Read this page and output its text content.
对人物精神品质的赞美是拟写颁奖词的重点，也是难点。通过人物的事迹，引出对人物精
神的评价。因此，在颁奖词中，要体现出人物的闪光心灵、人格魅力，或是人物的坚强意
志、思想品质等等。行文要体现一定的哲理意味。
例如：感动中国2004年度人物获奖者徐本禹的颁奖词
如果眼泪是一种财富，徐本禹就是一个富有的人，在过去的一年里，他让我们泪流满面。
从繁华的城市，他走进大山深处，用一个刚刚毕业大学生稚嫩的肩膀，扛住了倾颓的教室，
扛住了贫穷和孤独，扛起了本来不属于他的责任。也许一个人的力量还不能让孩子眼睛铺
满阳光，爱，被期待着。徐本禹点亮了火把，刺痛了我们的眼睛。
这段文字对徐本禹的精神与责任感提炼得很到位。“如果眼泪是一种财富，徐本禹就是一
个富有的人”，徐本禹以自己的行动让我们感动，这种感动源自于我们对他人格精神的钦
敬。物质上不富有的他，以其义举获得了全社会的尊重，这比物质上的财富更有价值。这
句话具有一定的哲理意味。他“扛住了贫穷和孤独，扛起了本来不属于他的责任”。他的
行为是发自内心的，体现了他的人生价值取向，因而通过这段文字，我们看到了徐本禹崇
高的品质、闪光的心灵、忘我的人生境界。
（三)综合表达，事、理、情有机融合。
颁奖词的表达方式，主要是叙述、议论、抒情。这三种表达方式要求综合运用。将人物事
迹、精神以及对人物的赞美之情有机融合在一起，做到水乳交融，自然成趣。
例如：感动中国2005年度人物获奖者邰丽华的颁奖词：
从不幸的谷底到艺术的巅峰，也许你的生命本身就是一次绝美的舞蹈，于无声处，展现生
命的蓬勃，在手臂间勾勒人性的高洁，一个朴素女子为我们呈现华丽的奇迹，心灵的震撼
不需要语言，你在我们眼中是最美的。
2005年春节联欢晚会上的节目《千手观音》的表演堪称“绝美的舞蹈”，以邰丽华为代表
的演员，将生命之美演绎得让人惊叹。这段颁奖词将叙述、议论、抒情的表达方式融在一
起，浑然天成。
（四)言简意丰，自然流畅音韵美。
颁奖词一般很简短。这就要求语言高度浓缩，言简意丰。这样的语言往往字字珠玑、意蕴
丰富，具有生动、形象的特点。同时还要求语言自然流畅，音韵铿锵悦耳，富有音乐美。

**Directions for this task:** Retype the material above, line by line, exactly.

**Task output:**
Read this page and output its text content.
对人物精神品质的赞美是拟写颁奖词的重点，也是难点。通过人物的事迹，引出对人物精
神的评价。因此，在颁奖词中，要体现出人物的闪光心灵、人格魅力，或是人物的坚强意
志、思想品质等等。行文要体现一定的哲理意味。
例如：感动中国2004年度人物获奖者徐本禹的颁奖词
如果眼泪是一种财富，徐本禹就是一个富有的人，在过去的一年里，他让我们泪流满面。
从繁华的城市，他走进大山深处，用一个刚刚毕业大学生稚嫩的肩膀，扛住了倾颓的教室，
扛住了贫穷和孤独，扛起了本来不属于他的责任。也许一个人的力量还不能让孩子眼睛铺
满阳光，爱，被期待着。徐本禹点亮了火把，刺痛了我们的眼睛。
这段文字对徐本禹的精神与责任感提炼得很到位。“如果眼泪是一种财富，徐本禹就是一
个富有的人”，徐本禹以自己的行动让我们感动，这种感动源自于我们对他人格精神的钦
敬。物质上不富有的他，以其义举获得了全社会的尊重，这比物质上的财富更有价值。这
句话具有一定的哲理意味。他“扛住了贫穷和孤独，扛起了本来不属于他的责任”。他的
行为是发自内心的，体现了他的人生价值取向，因而通过这段文字，我们看到了徐本禹崇
高的品质、闪光的心灵、忘我的人生境界。
（三)综合表达，事、理、情有机融合。
颁奖词的表达方式，主要是叙述、议论、抒情。这三种表达方式要求综合运用。将人物事
迹、精神以及对人物的赞美之情有机融合在一起，做到水乳交融，自然成趣。
例如：感动中国2005年度人物获奖者邰丽华的颁奖词：
从不幸的谷底到艺术的巅峰，也许你的生命本身就是一次绝美的舞蹈，于无声处，展现生
命的蓬勃，在手臂间勾勒人性的高洁，一个朴素女子为我们呈现华丽的奇迹，心灵的震撼
不需要语言，你在我们眼中是最美的。
2005年春节联欢晚会上的节目《千手观音》的表演堪称“绝美的舞蹈”，以邰丽华为代表
的演员，将生命之美演绎得让人惊叹。这段颁奖词将叙述、议论、抒情的表达方式融在一
起，浑然天成。
（四)言简意丰，自然流畅音韵美。
颁奖词一般很简短。这就要求语言高度浓缩，言简意丰。这样的语言往往字字珠玑、意蕴
丰富，具有生动、形象的特点。同时还要求语言自然流畅，音韵铿锵悦耳，富有音乐美。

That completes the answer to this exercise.